INSTRUCTION »
Leave the pictures out. Return all other data exactly.

RECORDS PROVIDED »
-----
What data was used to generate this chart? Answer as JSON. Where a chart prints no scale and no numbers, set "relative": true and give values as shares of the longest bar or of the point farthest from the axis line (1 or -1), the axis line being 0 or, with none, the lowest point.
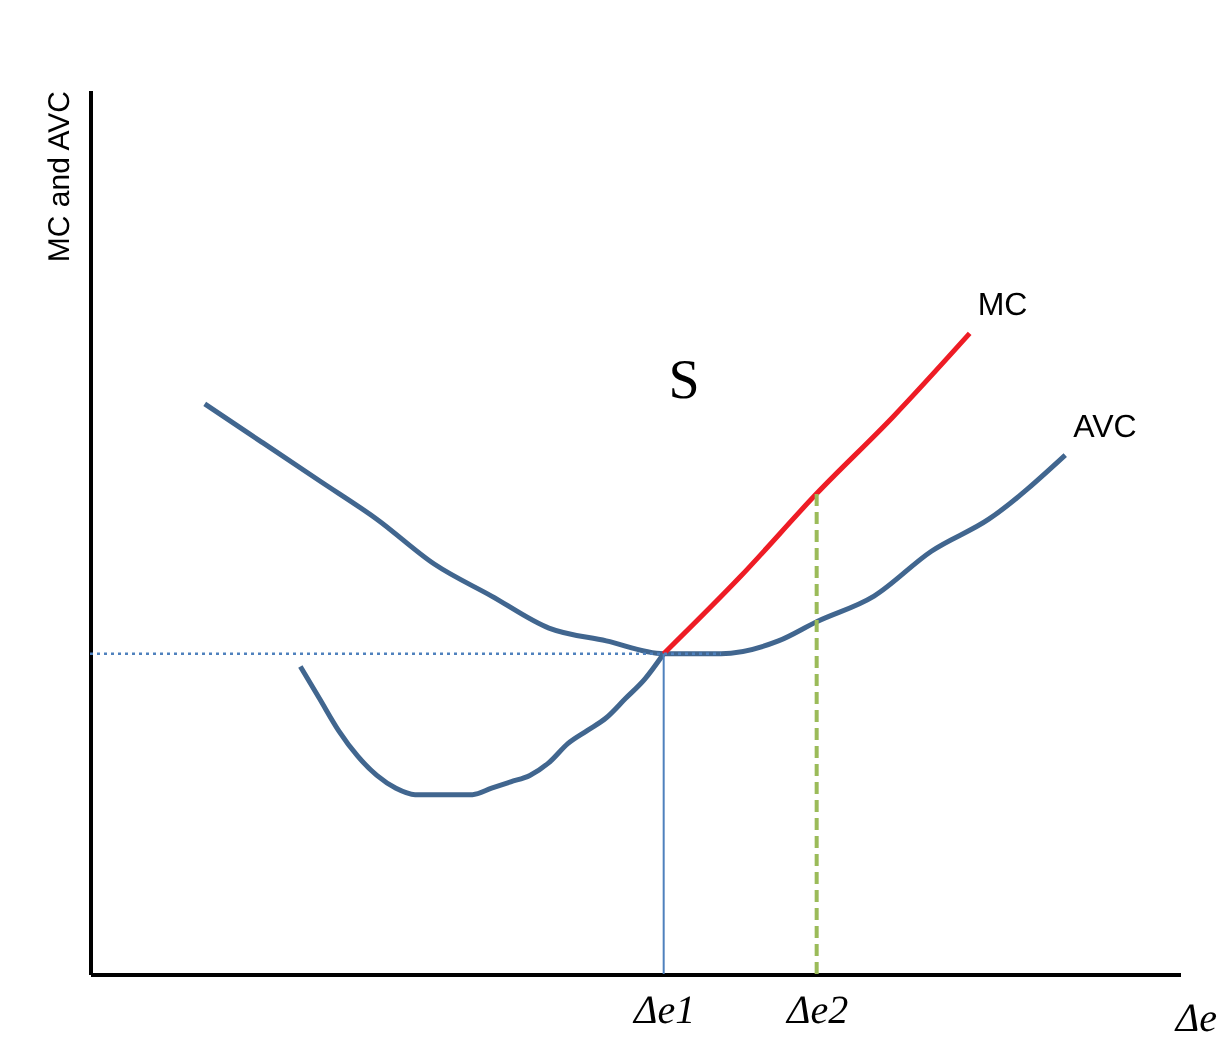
{
  "chart_data": {
    "type": "line",
    "relative": true,
    "xlabel": "Δe",
    "ylabel": "MC and AVC",
    "categories": [
      null,
      null,
      null,
      null,
      null,
      null,
      null,
      null,
      null,
      null,
      null,
      null,
      null,
      null,
      null,
      null,
      null,
      null,
      null,
      null,
      null,
      null,
      null,
      null,
      null,
      null,
      null,
      null,
      null,
      null,
      "Δe1",
      null,
      null,
      null,
      null,
      null,
      null,
      null,
      "Δe2",
      null,
      null,
      null,
      null,
      null,
      null,
      null,
      null,
      null,
      null,
      null,
      null,
      null,
      null,
      null,
      null,
      null,
      null,
      null
    ],
    "tick_labels": "x",
    "grid": false,
    "annotations": [
      "S"
    ],
    "series": [
      {
        "name": "AVC",
        "color": "#41668f",
        "line_style": "solid",
        "values": [
          null,
          null,
          null,
          null,
          null,
          null,
          0.89,
          null,
          null,
          0.83,
          null,
          null,
          0.77,
          null,
          null,
          0.71,
          null,
          null,
          0.64,
          null,
          null,
          0.59,
          null,
          null,
          0.54,
          null,
          null,
          0.52,
          null,
          null,
          0.5,
          null,
          null,
          0.5,
          null,
          null,
          0.52,
          null,
          0.55,
          null,
          null,
          0.59,
          null,
          null,
          0.66,
          null,
          null,
          0.71,
          null,
          null,
          null,
          0.81,
          null,
          null,
          null,
          null,
          null,
          null
        ]
      },
      {
        "color": "#41668f",
        "line_style": "solid",
        "values": [
          null,
          null,
          null,
          null,
          null,
          null,
          null,
          null,
          null,
          null,
          null,
          0.48,
          0.43,
          0.38,
          0.34,
          0.31,
          0.29,
          0.28,
          0.28,
          0.28,
          0.28,
          0.29,
          0.3,
          0.31,
          0.33,
          0.36,
          0.38,
          0.4,
          0.43,
          0.46,
          0.5,
          null,
          null,
          null,
          null,
          null,
          null,
          null,
          null,
          null,
          null,
          null,
          null,
          null,
          null,
          null,
          null,
          null,
          null,
          null,
          null,
          null,
          null,
          null,
          null,
          null,
          null,
          null
        ]
      },
      {
        "name": "MC",
        "color": "#ee1c25",
        "line_style": "solid",
        "values": [
          null,
          null,
          null,
          null,
          null,
          null,
          null,
          null,
          null,
          null,
          null,
          null,
          null,
          null,
          null,
          null,
          null,
          null,
          null,
          null,
          null,
          null,
          null,
          null,
          null,
          null,
          null,
          null,
          null,
          null,
          0.5,
          null,
          null,
          null,
          0.62,
          null,
          null,
          null,
          0.75,
          null,
          null,
          null,
          0.87,
          null,
          null,
          null,
          1.0,
          null,
          null,
          null,
          null,
          null,
          null,
          null,
          null,
          null,
          null,
          null
        ]
      }
    ],
    "ref_lines": [
      {
        "axis": "y",
        "value": 0.5,
        "color": "#4f81bd",
        "line_style": "dotted"
      },
      {
        "axis": "x",
        "value": "Δe1",
        "color": "#4f81bd",
        "line_style": "solid"
      },
      {
        "axis": "x",
        "value": "Δe2",
        "color": "#9bbb59",
        "line_style": "dashed"
      }
    ]
  }
}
-----
SOLUTION TO THIS TASK »
What data was used to generate this chart? Answer as JSON. Where a chart prints no scale and no numbers, set "relative": true and give values as shares of the longest bar or of the point farthest from the axis line (1 or -1), the axis line being 0 or, with none, the lowest point.
{
  "chart_data": {
    "type": "line",
    "relative": true,
    "xlabel": "Δe",
    "ylabel": "MC and AVC",
    "categories": [
      null,
      null,
      null,
      null,
      null,
      null,
      null,
      null,
      null,
      null,
      null,
      null,
      null,
      null,
      null,
      null,
      null,
      null,
      null,
      null,
      null,
      null,
      null,
      null,
      null,
      null,
      null,
      null,
      null,
      null,
      "Δe1",
      null,
      null,
      null,
      null,
      null,
      null,
      null,
      "Δe2",
      null,
      null,
      null,
      null,
      null,
      null,
      null,
      null,
      null,
      null,
      null,
      null,
      null,
      null,
      null,
      null,
      null,
      null,
      null
    ],
    "tick_labels": "x",
    "grid": false,
    "annotations": [
      "S"
    ],
    "series": [
      {
        "name": "AVC",
        "color": "#41668f",
        "line_style": "solid",
        "values": [
          null,
          null,
          null,
          null,
          null,
          null,
          0.89,
          null,
          null,
          0.83,
          null,
          null,
          0.77,
          null,
          null,
          0.71,
          null,
          null,
          0.64,
          null,
          null,
          0.59,
          null,
          null,
          0.54,
          null,
          null,
          0.52,
          null,
          null,
          0.5,
          null,
          null,
          0.5,
          null,
          null,
          0.52,
          null,
          0.55,
          null,
          null,
          0.59,
          null,
          null,
          0.66,
          null,
          null,
          0.71,
          null,
          null,
          null,
          0.81,
          null,
          null,
          null,
          null,
          null,
          null
        ]
      },
      {
        "color": "#41668f",
        "line_style": "solid",
        "values": [
          null,
          null,
          null,
          null,
          null,
          null,
          null,
          null,
          null,
          null,
          null,
          0.48,
          0.43,
          0.38,
          0.34,
          0.31,
          0.29,
          0.28,
          0.28,
          0.28,
          0.28,
          0.29,
          0.3,
          0.31,
          0.33,
          0.36,
          0.38,
          0.4,
          0.43,
          0.46,
          0.5,
          null,
          null,
          null,
          null,
          null,
          null,
          null,
          null,
          null,
          null,
          null,
          null,
          null,
          null,
          null,
          null,
          null,
          null,
          null,
          null,
          null,
          null,
          null,
          null,
          null,
          null,
          null
        ]
      },
      {
        "name": "MC",
        "color": "#ee1c25",
        "line_style": "solid",
        "values": [
          null,
          null,
          null,
          null,
          null,
          null,
          null,
          null,
          null,
          null,
          null,
          null,
          null,
          null,
          null,
          null,
          null,
          null,
          null,
          null,
          null,
          null,
          null,
          null,
          null,
          null,
          null,
          null,
          null,
          null,
          0.5,
          null,
          null,
          null,
          0.62,
          null,
          null,
          null,
          0.75,
          null,
          null,
          null,
          0.87,
          null,
          null,
          null,
          1.0,
          null,
          null,
          null,
          null,
          null,
          null,
          null,
          null,
          null,
          null,
          null
        ]
      }
    ],
    "ref_lines": [
      {
        "axis": "y",
        "value": 0.5,
        "color": "#4f81bd",
        "line_style": "dotted"
      },
      {
        "axis": "x",
        "value": "Δe1",
        "color": "#4f81bd",
        "line_style": "solid"
      },
      {
        "axis": "x",
        "value": "Δe2",
        "color": "#9bbb59",
        "line_style": "dashed"
      }
    ]
  }
}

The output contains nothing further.